**Do this:** Copy the listing below in full and skip every picture.

[Collected data entries]

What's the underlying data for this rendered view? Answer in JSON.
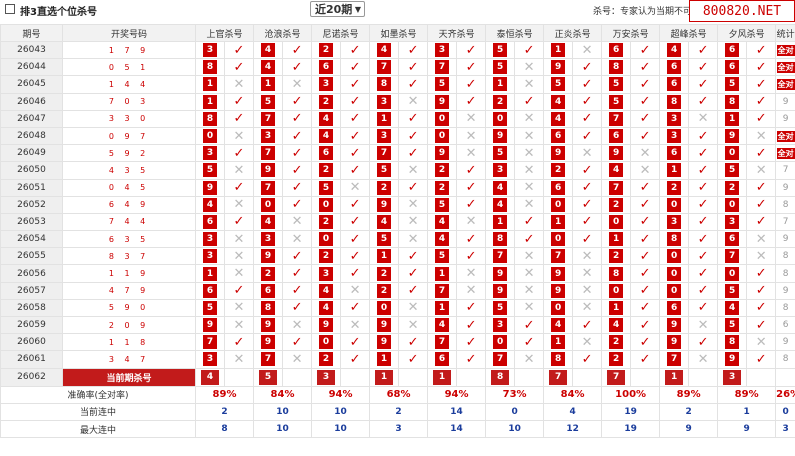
{
  "header": {
    "checkbox_label": "排3直选个位杀号",
    "period_select": "近20期",
    "note": "杀号：专家认为当期不可能开",
    "watermark": "800820.NET"
  },
  "columns": {
    "issue": "期号",
    "draw": "开奖号码",
    "experts": [
      "上官杀号",
      "沧浪杀号",
      "尼诺杀号",
      "如墨杀号",
      "天齐杀号",
      "泰恒杀号",
      "正炎杀号",
      "万安杀号",
      "超峰杀号",
      "夕风杀号"
    ],
    "stats": "统计"
  },
  "rows": [
    {
      "issue": "26043",
      "draw": "1 7 9",
      "picks": [
        3,
        4,
        2,
        4,
        3,
        5,
        1,
        6,
        4,
        6
      ],
      "tj": "全对"
    },
    {
      "issue": "26044",
      "draw": "0 5 1",
      "picks": [
        8,
        4,
        6,
        7,
        7,
        5,
        9,
        8,
        6,
        6
      ],
      "tj": "全对"
    },
    {
      "issue": "26045",
      "draw": "1 4 4",
      "picks": [
        1,
        1,
        3,
        8,
        5,
        1,
        5,
        5,
        6,
        5
      ],
      "tj": "全对"
    },
    {
      "issue": "26046",
      "draw": "7 0 3",
      "picks": [
        1,
        5,
        2,
        3,
        9,
        2,
        4,
        5,
        8,
        8
      ],
      "tj": "9"
    },
    {
      "issue": "26047",
      "draw": "3 3 0",
      "picks": [
        8,
        7,
        4,
        1,
        0,
        0,
        4,
        7,
        3,
        1
      ],
      "tj": "9"
    },
    {
      "issue": "26048",
      "draw": "0 9 7",
      "picks": [
        0,
        3,
        4,
        3,
        0,
        9,
        6,
        6,
        3,
        9
      ],
      "tj": "全对"
    },
    {
      "issue": "26049",
      "draw": "5 9 2",
      "picks": [
        3,
        7,
        6,
        7,
        9,
        5,
        9,
        9,
        6,
        0
      ],
      "tj": "全对"
    },
    {
      "issue": "26050",
      "draw": "4 3 5",
      "picks": [
        5,
        9,
        2,
        5,
        2,
        3,
        2,
        4,
        1,
        5
      ],
      "tj": "7"
    },
    {
      "issue": "26051",
      "draw": "0 4 5",
      "picks": [
        9,
        7,
        5,
        2,
        2,
        4,
        6,
        7,
        2,
        2
      ],
      "tj": "9"
    },
    {
      "issue": "26052",
      "draw": "6 4 9",
      "picks": [
        4,
        0,
        0,
        9,
        5,
        4,
        0,
        2,
        0,
        0
      ],
      "tj": "8"
    },
    {
      "issue": "26053",
      "draw": "7 4 4",
      "picks": [
        6,
        4,
        2,
        4,
        4,
        1,
        1,
        0,
        3,
        3
      ],
      "tj": "7"
    },
    {
      "issue": "26054",
      "draw": "6 3 5",
      "picks": [
        3,
        3,
        0,
        5,
        4,
        8,
        0,
        1,
        8,
        6
      ],
      "tj": "9"
    },
    {
      "issue": "26055",
      "draw": "8 3 7",
      "picks": [
        3,
        9,
        2,
        1,
        5,
        7,
        7,
        2,
        0,
        7
      ],
      "tj": "8"
    },
    {
      "issue": "26056",
      "draw": "1 1 9",
      "picks": [
        1,
        2,
        3,
        2,
        1,
        9,
        9,
        8,
        0,
        0
      ],
      "tj": "8"
    },
    {
      "issue": "26057",
      "draw": "4 7 9",
      "picks": [
        6,
        6,
        4,
        2,
        7,
        9,
        9,
        0,
        0,
        5
      ],
      "tj": "9"
    },
    {
      "issue": "26058",
      "draw": "5 9 0",
      "picks": [
        5,
        8,
        4,
        0,
        1,
        5,
        0,
        1,
        6,
        4
      ],
      "tj": "8"
    },
    {
      "issue": "26059",
      "draw": "2 0 9",
      "picks": [
        9,
        9,
        9,
        9,
        4,
        3,
        4,
        4,
        9,
        5
      ],
      "tj": "6"
    },
    {
      "issue": "26060",
      "draw": "1 1 8",
      "picks": [
        7,
        9,
        0,
        9,
        7,
        0,
        1,
        2,
        9,
        8
      ],
      "tj": "9"
    },
    {
      "issue": "26061",
      "draw": "3 4 7",
      "picks": [
        3,
        7,
        2,
        1,
        6,
        7,
        8,
        2,
        7,
        9
      ],
      "tj": "8"
    }
  ],
  "current": {
    "issue": "26062",
    "label": "当前期杀号",
    "picks": [
      "4",
      "5",
      "3",
      "1",
      "1",
      "8",
      "7",
      "7",
      "1",
      "3"
    ]
  },
  "stats": {
    "accuracy_label": "准确率(全对率)",
    "accuracy": [
      "89%",
      "84%",
      "94%",
      "68%",
      "94%",
      "73%",
      "84%",
      "100%",
      "89%",
      "89%",
      "26%"
    ],
    "streak_label": "当前连中",
    "streak": [
      "2",
      "10",
      "10",
      "2",
      "14",
      "0",
      "4",
      "19",
      "2",
      "1",
      "0"
    ],
    "max_label": "最大连中",
    "max": [
      "8",
      "10",
      "10",
      "3",
      "14",
      "10",
      "12",
      "19",
      "9",
      "9",
      "3"
    ]
  },
  "colors": {
    "accent": "#cc0000",
    "header_bg": "#f2f2f2",
    "blue": "#1a3c9c"
  }
}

**The completed task:**
What's the underlying data for this rendered view? Answer in JSON.
{
  "header": {
    "checkbox_label": "排3直选个位杀号",
    "period_select": "近20期",
    "note": "杀号：专家认为当期不可能开",
    "watermark": "800820.NET"
  },
  "columns": {
    "issue": "期号",
    "draw": "开奖号码",
    "experts": [
      "上官杀号",
      "沧浪杀号",
      "尼诺杀号",
      "如墨杀号",
      "天齐杀号",
      "泰恒杀号",
      "正炎杀号",
      "万安杀号",
      "超峰杀号",
      "夕风杀号"
    ],
    "stats": "统计"
  },
  "rows": [
    {
      "issue": "26043",
      "draw": "1 7 9",
      "picks": [
        3,
        4,
        2,
        4,
        3,
        5,
        1,
        6,
        4,
        6
      ],
      "tj": "全对"
    },
    {
      "issue": "26044",
      "draw": "0 5 1",
      "picks": [
        8,
        4,
        6,
        7,
        7,
        5,
        9,
        8,
        6,
        6
      ],
      "tj": "全对"
    },
    {
      "issue": "26045",
      "draw": "1 4 4",
      "picks": [
        1,
        1,
        3,
        8,
        5,
        1,
        5,
        5,
        6,
        5
      ],
      "tj": "全对"
    },
    {
      "issue": "26046",
      "draw": "7 0 3",
      "picks": [
        1,
        5,
        2,
        3,
        9,
        2,
        4,
        5,
        8,
        8
      ],
      "tj": "9"
    },
    {
      "issue": "26047",
      "draw": "3 3 0",
      "picks": [
        8,
        7,
        4,
        1,
        0,
        0,
        4,
        7,
        3,
        1
      ],
      "tj": "9"
    },
    {
      "issue": "26048",
      "draw": "0 9 7",
      "picks": [
        0,
        3,
        4,
        3,
        0,
        9,
        6,
        6,
        3,
        9
      ],
      "tj": "全对"
    },
    {
      "issue": "26049",
      "draw": "5 9 2",
      "picks": [
        3,
        7,
        6,
        7,
        9,
        5,
        9,
        9,
        6,
        0
      ],
      "tj": "全对"
    },
    {
      "issue": "26050",
      "draw": "4 3 5",
      "picks": [
        5,
        9,
        2,
        5,
        2,
        3,
        2,
        4,
        1,
        5
      ],
      "tj": "7"
    },
    {
      "issue": "26051",
      "draw": "0 4 5",
      "picks": [
        9,
        7,
        5,
        2,
        2,
        4,
        6,
        7,
        2,
        2
      ],
      "tj": "9"
    },
    {
      "issue": "26052",
      "draw": "6 4 9",
      "picks": [
        4,
        0,
        0,
        9,
        5,
        4,
        0,
        2,
        0,
        0
      ],
      "tj": "8"
    },
    {
      "issue": "26053",
      "draw": "7 4 4",
      "picks": [
        6,
        4,
        2,
        4,
        4,
        1,
        1,
        0,
        3,
        3
      ],
      "tj": "7"
    },
    {
      "issue": "26054",
      "draw": "6 3 5",
      "picks": [
        3,
        3,
        0,
        5,
        4,
        8,
        0,
        1,
        8,
        6
      ],
      "tj": "9"
    },
    {
      "issue": "26055",
      "draw": "8 3 7",
      "picks": [
        3,
        9,
        2,
        1,
        5,
        7,
        7,
        2,
        0,
        7
      ],
      "tj": "8"
    },
    {
      "issue": "26056",
      "draw": "1 1 9",
      "picks": [
        1,
        2,
        3,
        2,
        1,
        9,
        9,
        8,
        0,
        0
      ],
      "tj": "8"
    },
    {
      "issue": "26057",
      "draw": "4 7 9",
      "picks": [
        6,
        6,
        4,
        2,
        7,
        9,
        9,
        0,
        0,
        5
      ],
      "tj": "9"
    },
    {
      "issue": "26058",
      "draw": "5 9 0",
      "picks": [
        5,
        8,
        4,
        0,
        1,
        5,
        0,
        1,
        6,
        4
      ],
      "tj": "8"
    },
    {
      "issue": "26059",
      "draw": "2 0 9",
      "picks": [
        9,
        9,
        9,
        9,
        4,
        3,
        4,
        4,
        9,
        5
      ],
      "tj": "6"
    },
    {
      "issue": "26060",
      "draw": "1 1 8",
      "picks": [
        7,
        9,
        0,
        9,
        7,
        0,
        1,
        2,
        9,
        8
      ],
      "tj": "9"
    },
    {
      "issue": "26061",
      "draw": "3 4 7",
      "picks": [
        3,
        7,
        2,
        1,
        6,
        7,
        8,
        2,
        7,
        9
      ],
      "tj": "8"
    }
  ],
  "current": {
    "issue": "26062",
    "label": "当前期杀号",
    "picks": [
      "4",
      "5",
      "3",
      "1",
      "1",
      "8",
      "7",
      "7",
      "1",
      "3"
    ]
  },
  "stats": {
    "accuracy_label": "准确率(全对率)",
    "accuracy": [
      "89%",
      "84%",
      "94%",
      "68%",
      "94%",
      "73%",
      "84%",
      "100%",
      "89%",
      "89%",
      "26%"
    ],
    "streak_label": "当前连中",
    "streak": [
      "2",
      "10",
      "10",
      "2",
      "14",
      "0",
      "4",
      "19",
      "2",
      "1",
      "0"
    ],
    "max_label": "最大连中",
    "max": [
      "8",
      "10",
      "10",
      "3",
      "14",
      "10",
      "12",
      "19",
      "9",
      "9",
      "3"
    ]
  },
  "colors": {
    "accent": "#cc0000",
    "header_bg": "#f2f2f2",
    "blue": "#1a3c9c"
  }
}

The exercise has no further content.